Requirements: Lines containing the string "name" are to be counted; report only how many there are.

— start of Data for this task —

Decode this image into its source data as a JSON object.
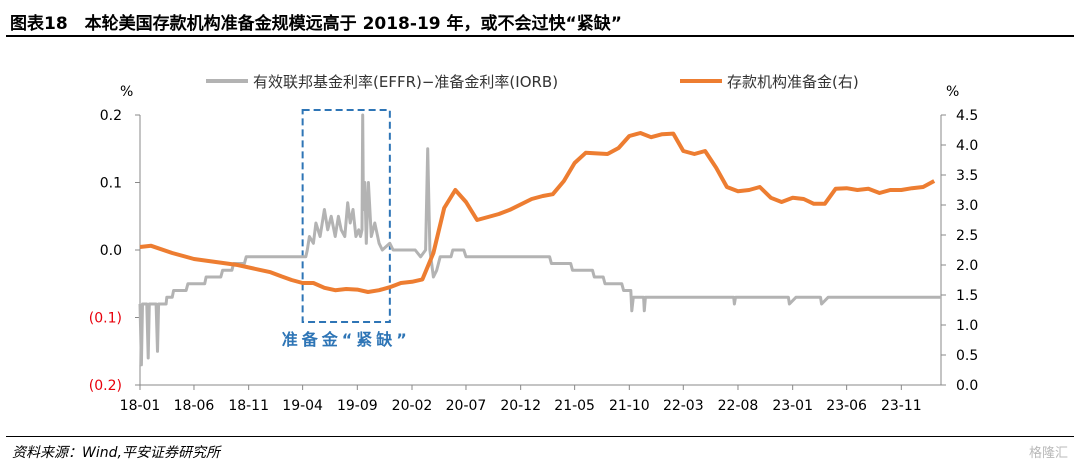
{
  "figure": {
    "title": "图表18　本轮美国存款机构准备金规模远高于 2018-19 年，或不会过快“紧缺”",
    "source": "资料来源：Wind,平安证券研究所",
    "watermark": "格隆汇"
  },
  "chart_data": {
    "type": "line",
    "left_axis": {
      "unit_label": "%",
      "ylim": [
        -0.2,
        0.2
      ],
      "ticks": [
        0.2,
        0.1,
        0.0,
        -0.1,
        -0.2
      ],
      "tick_labels": [
        "0.2",
        "0.1",
        "0.0",
        "(0.1)",
        "(0.2)"
      ],
      "negative_color": "#e8000b"
    },
    "right_axis": {
      "unit_label": "%",
      "ylim": [
        0.0,
        4.5
      ],
      "ticks": [
        0.0,
        0.5,
        1.0,
        1.5,
        2.0,
        2.5,
        3.0,
        3.5,
        4.0,
        4.5
      ],
      "tick_labels": [
        "0.0",
        "0.5",
        "1.0",
        "1.5",
        "2.0",
        "2.5",
        "3.0",
        "3.5",
        "4.0",
        "4.5"
      ]
    },
    "x_axis": {
      "range": [
        "2018-01",
        "2024-02"
      ],
      "tick_labels": [
        "18-01",
        "18-06",
        "18-11",
        "19-04",
        "19-09",
        "20-02",
        "20-07",
        "20-12",
        "21-05",
        "21-10",
        "22-03",
        "22-08",
        "23-01",
        "23-06",
        "23-11"
      ]
    },
    "grid": false,
    "legend_position": "top",
    "annotation": {
      "text": "准备金“紧缺”",
      "period": [
        "2019-04",
        "2019-12"
      ],
      "color": "#2e75b6"
    },
    "series": [
      {
        "name": "有效联邦基金利率(EFFR)−准备金利率(IORB)",
        "axis": "left",
        "color": "#b3b3b3",
        "points": [
          [
            "2018-01-01",
            -0.08
          ],
          [
            "2018-01-05",
            -0.17
          ],
          [
            "2018-01-08",
            -0.08
          ],
          [
            "2018-01-20",
            -0.08
          ],
          [
            "2018-01-24",
            -0.16
          ],
          [
            "2018-01-27",
            -0.08
          ],
          [
            "2018-02-15",
            -0.08
          ],
          [
            "2018-02-19",
            -0.15
          ],
          [
            "2018-02-22",
            -0.08
          ],
          [
            "2018-03-15",
            -0.08
          ],
          [
            "2018-03-17",
            -0.07
          ],
          [
            "2018-04-01",
            -0.07
          ],
          [
            "2018-04-05",
            -0.06
          ],
          [
            "2018-05-10",
            -0.06
          ],
          [
            "2018-05-15",
            -0.05
          ],
          [
            "2018-07-01",
            -0.05
          ],
          [
            "2018-07-05",
            -0.04
          ],
          [
            "2018-08-15",
            -0.04
          ],
          [
            "2018-08-20",
            -0.03
          ],
          [
            "2018-09-15",
            -0.03
          ],
          [
            "2018-09-20",
            -0.02
          ],
          [
            "2018-10-20",
            -0.02
          ],
          [
            "2018-10-25",
            -0.01
          ],
          [
            "2019-04-10",
            -0.01
          ],
          [
            "2019-04-14",
            0.0
          ],
          [
            "2019-04-20",
            0.02
          ],
          [
            "2019-05-01",
            0.01
          ],
          [
            "2019-05-08",
            0.04
          ],
          [
            "2019-05-20",
            0.02
          ],
          [
            "2019-06-01",
            0.06
          ],
          [
            "2019-06-10",
            0.03
          ],
          [
            "2019-06-20",
            0.05
          ],
          [
            "2019-07-01",
            0.02
          ],
          [
            "2019-07-10",
            0.05
          ],
          [
            "2019-07-18",
            0.03
          ],
          [
            "2019-07-28",
            0.02
          ],
          [
            "2019-08-05",
            0.07
          ],
          [
            "2019-08-12",
            0.04
          ],
          [
            "2019-08-20",
            0.06
          ],
          [
            "2019-08-28",
            0.02
          ],
          [
            "2019-09-05",
            0.03
          ],
          [
            "2019-09-10",
            0.02
          ],
          [
            "2019-09-14",
            0.03
          ],
          [
            "2019-09-16",
            0.2
          ],
          [
            "2019-09-18",
            0.06
          ],
          [
            "2019-09-22",
            0.1
          ],
          [
            "2019-09-26",
            0.01
          ],
          [
            "2019-10-02",
            0.1
          ],
          [
            "2019-10-10",
            0.02
          ],
          [
            "2019-10-20",
            0.04
          ],
          [
            "2019-11-01",
            0.01
          ],
          [
            "2019-11-10",
            0.0
          ],
          [
            "2019-12-01",
            0.01
          ],
          [
            "2019-12-10",
            0.0
          ],
          [
            "2020-01-15",
            0.0
          ],
          [
            "2020-02-10",
            0.0
          ],
          [
            "2020-02-25",
            -0.01
          ],
          [
            "2020-03-10",
            0.0
          ],
          [
            "2020-03-16",
            0.15
          ],
          [
            "2020-03-22",
            0.0
          ],
          [
            "2020-04-01",
            -0.04
          ],
          [
            "2020-04-10",
            -0.03
          ],
          [
            "2020-04-20",
            -0.01
          ],
          [
            "2020-05-20",
            -0.01
          ],
          [
            "2020-05-25",
            0.0
          ],
          [
            "2020-06-25",
            0.0
          ],
          [
            "2020-07-01",
            -0.01
          ],
          [
            "2021-02-20",
            -0.01
          ],
          [
            "2021-02-25",
            -0.02
          ],
          [
            "2021-04-20",
            -0.02
          ],
          [
            "2021-04-25",
            -0.03
          ],
          [
            "2021-06-20",
            -0.03
          ],
          [
            "2021-06-25",
            -0.04
          ],
          [
            "2021-07-20",
            -0.04
          ],
          [
            "2021-07-25",
            -0.05
          ],
          [
            "2021-09-10",
            -0.05
          ],
          [
            "2021-09-15",
            -0.06
          ],
          [
            "2021-10-05",
            -0.06
          ],
          [
            "2021-10-08",
            -0.09
          ],
          [
            "2021-10-12",
            -0.07
          ],
          [
            "2021-11-10",
            -0.07
          ],
          [
            "2021-11-12",
            -0.09
          ],
          [
            "2021-11-15",
            -0.07
          ],
          [
            "2022-07-20",
            -0.07
          ],
          [
            "2022-07-22",
            -0.08
          ],
          [
            "2022-07-25",
            -0.07
          ],
          [
            "2022-12-20",
            -0.07
          ],
          [
            "2022-12-23",
            -0.08
          ],
          [
            "2023-01-10",
            -0.07
          ],
          [
            "2023-03-20",
            -0.07
          ],
          [
            "2023-03-23",
            -0.08
          ],
          [
            "2023-04-10",
            -0.07
          ],
          [
            "2024-02-20",
            -0.07
          ]
        ]
      },
      {
        "name": "存款机构准备金(右)",
        "axis": "right",
        "color": "#ed7d31",
        "points": [
          [
            "2018-01-01",
            2.3
          ],
          [
            "2018-02-01",
            2.32
          ],
          [
            "2018-04-01",
            2.2
          ],
          [
            "2018-06-01",
            2.1
          ],
          [
            "2018-08-01",
            2.05
          ],
          [
            "2018-10-01",
            2.0
          ],
          [
            "2018-12-01",
            1.92
          ],
          [
            "2019-01-01",
            1.88
          ],
          [
            "2019-02-01",
            1.81
          ],
          [
            "2019-03-01",
            1.75
          ],
          [
            "2019-04-01",
            1.7
          ],
          [
            "2019-05-01",
            1.7
          ],
          [
            "2019-06-01",
            1.62
          ],
          [
            "2019-07-01",
            1.58
          ],
          [
            "2019-08-01",
            1.6
          ],
          [
            "2019-09-01",
            1.59
          ],
          [
            "2019-10-01",
            1.55
          ],
          [
            "2019-11-01",
            1.58
          ],
          [
            "2019-12-01",
            1.63
          ],
          [
            "2020-01-01",
            1.7
          ],
          [
            "2020-02-01",
            1.72
          ],
          [
            "2020-03-01",
            1.76
          ],
          [
            "2020-04-01",
            2.2
          ],
          [
            "2020-05-01",
            2.95
          ],
          [
            "2020-06-01",
            3.25
          ],
          [
            "2020-07-01",
            3.05
          ],
          [
            "2020-08-01",
            2.75
          ],
          [
            "2020-09-01",
            2.8
          ],
          [
            "2020-10-01",
            2.85
          ],
          [
            "2020-11-01",
            2.92
          ],
          [
            "2021-01-01",
            3.1
          ],
          [
            "2021-02-01",
            3.15
          ],
          [
            "2021-03-01",
            3.18
          ],
          [
            "2021-04-01",
            3.4
          ],
          [
            "2021-05-01",
            3.7
          ],
          [
            "2021-06-01",
            3.87
          ],
          [
            "2021-07-01",
            3.86
          ],
          [
            "2021-08-01",
            3.85
          ],
          [
            "2021-09-01",
            3.95
          ],
          [
            "2021-10-01",
            4.15
          ],
          [
            "2021-11-01",
            4.2
          ],
          [
            "2021-12-01",
            4.13
          ],
          [
            "2022-01-01",
            4.18
          ],
          [
            "2022-02-01",
            4.19
          ],
          [
            "2022-03-01",
            3.9
          ],
          [
            "2022-04-01",
            3.85
          ],
          [
            "2022-05-01",
            3.9
          ],
          [
            "2022-06-01",
            3.62
          ],
          [
            "2022-07-01",
            3.3
          ],
          [
            "2022-08-01",
            3.23
          ],
          [
            "2022-09-01",
            3.25
          ],
          [
            "2022-10-01",
            3.3
          ],
          [
            "2022-11-01",
            3.12
          ],
          [
            "2022-12-01",
            3.05
          ],
          [
            "2023-01-01",
            3.12
          ],
          [
            "2023-02-01",
            3.1
          ],
          [
            "2023-03-01",
            3.02
          ],
          [
            "2023-04-01",
            3.02
          ],
          [
            "2023-05-01",
            3.27
          ],
          [
            "2023-06-01",
            3.28
          ],
          [
            "2023-07-01",
            3.25
          ],
          [
            "2023-08-01",
            3.27
          ],
          [
            "2023-09-01",
            3.2
          ],
          [
            "2023-10-01",
            3.25
          ],
          [
            "2023-11-01",
            3.25
          ],
          [
            "2023-12-01",
            3.28
          ],
          [
            "2024-01-01",
            3.3
          ],
          [
            "2024-02-01",
            3.4
          ]
        ]
      }
    ]
  }
}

— end of Data for this task —

Full answer: 2